EXERCISE REQUIREMENTS: Your task is to locate every line holding the string "title" and to copy each of them.
== EXERCISE INPUTS
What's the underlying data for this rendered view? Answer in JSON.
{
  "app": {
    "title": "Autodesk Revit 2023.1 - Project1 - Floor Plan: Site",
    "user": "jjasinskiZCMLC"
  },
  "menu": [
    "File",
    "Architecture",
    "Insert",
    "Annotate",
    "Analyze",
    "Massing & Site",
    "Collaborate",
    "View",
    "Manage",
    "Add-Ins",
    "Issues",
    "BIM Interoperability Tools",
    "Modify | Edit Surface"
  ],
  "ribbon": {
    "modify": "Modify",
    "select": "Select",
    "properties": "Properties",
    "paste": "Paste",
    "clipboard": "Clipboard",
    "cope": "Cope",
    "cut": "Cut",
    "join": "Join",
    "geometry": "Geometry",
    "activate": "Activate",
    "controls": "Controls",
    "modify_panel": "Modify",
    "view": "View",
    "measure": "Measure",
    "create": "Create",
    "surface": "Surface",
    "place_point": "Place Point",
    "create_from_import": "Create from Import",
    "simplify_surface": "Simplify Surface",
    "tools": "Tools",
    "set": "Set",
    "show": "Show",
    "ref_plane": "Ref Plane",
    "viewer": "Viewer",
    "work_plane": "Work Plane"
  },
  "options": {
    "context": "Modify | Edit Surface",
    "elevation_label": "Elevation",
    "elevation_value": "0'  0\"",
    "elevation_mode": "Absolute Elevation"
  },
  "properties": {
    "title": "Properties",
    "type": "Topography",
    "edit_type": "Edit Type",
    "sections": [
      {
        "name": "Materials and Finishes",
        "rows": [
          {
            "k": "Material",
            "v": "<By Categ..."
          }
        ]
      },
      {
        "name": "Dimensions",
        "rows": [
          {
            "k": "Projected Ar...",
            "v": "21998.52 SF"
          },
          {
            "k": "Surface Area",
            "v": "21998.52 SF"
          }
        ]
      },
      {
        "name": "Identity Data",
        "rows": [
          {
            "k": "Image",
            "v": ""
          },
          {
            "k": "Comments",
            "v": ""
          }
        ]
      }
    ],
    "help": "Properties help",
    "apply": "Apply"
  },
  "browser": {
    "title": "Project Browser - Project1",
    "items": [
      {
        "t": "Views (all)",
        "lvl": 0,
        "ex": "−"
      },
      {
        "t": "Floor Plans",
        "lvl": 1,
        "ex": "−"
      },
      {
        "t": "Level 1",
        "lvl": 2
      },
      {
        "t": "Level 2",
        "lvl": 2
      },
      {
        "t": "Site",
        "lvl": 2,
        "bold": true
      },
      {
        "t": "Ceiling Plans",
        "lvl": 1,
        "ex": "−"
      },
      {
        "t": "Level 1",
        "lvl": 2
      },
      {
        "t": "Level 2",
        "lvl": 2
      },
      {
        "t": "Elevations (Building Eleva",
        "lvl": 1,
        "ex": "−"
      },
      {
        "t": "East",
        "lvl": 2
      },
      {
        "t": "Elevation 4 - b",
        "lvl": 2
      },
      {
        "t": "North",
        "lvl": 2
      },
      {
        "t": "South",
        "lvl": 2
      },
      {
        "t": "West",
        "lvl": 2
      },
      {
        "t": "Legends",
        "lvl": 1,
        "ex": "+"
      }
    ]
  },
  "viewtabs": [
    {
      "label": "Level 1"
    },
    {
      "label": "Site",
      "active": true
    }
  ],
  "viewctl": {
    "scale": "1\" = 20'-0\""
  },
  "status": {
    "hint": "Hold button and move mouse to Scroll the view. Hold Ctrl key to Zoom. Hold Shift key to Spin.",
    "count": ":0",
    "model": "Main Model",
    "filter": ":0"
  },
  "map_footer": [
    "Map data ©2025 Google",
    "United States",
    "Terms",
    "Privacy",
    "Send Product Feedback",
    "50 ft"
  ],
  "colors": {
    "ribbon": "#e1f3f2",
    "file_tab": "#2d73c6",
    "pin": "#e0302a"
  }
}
====
EXPECTED OUTPUT:
    "title": "Autodesk Revit 2023.1 - Project1 - Floor Plan: Site",
    "title": "Properties",
    "title": "Project Browser - Project1",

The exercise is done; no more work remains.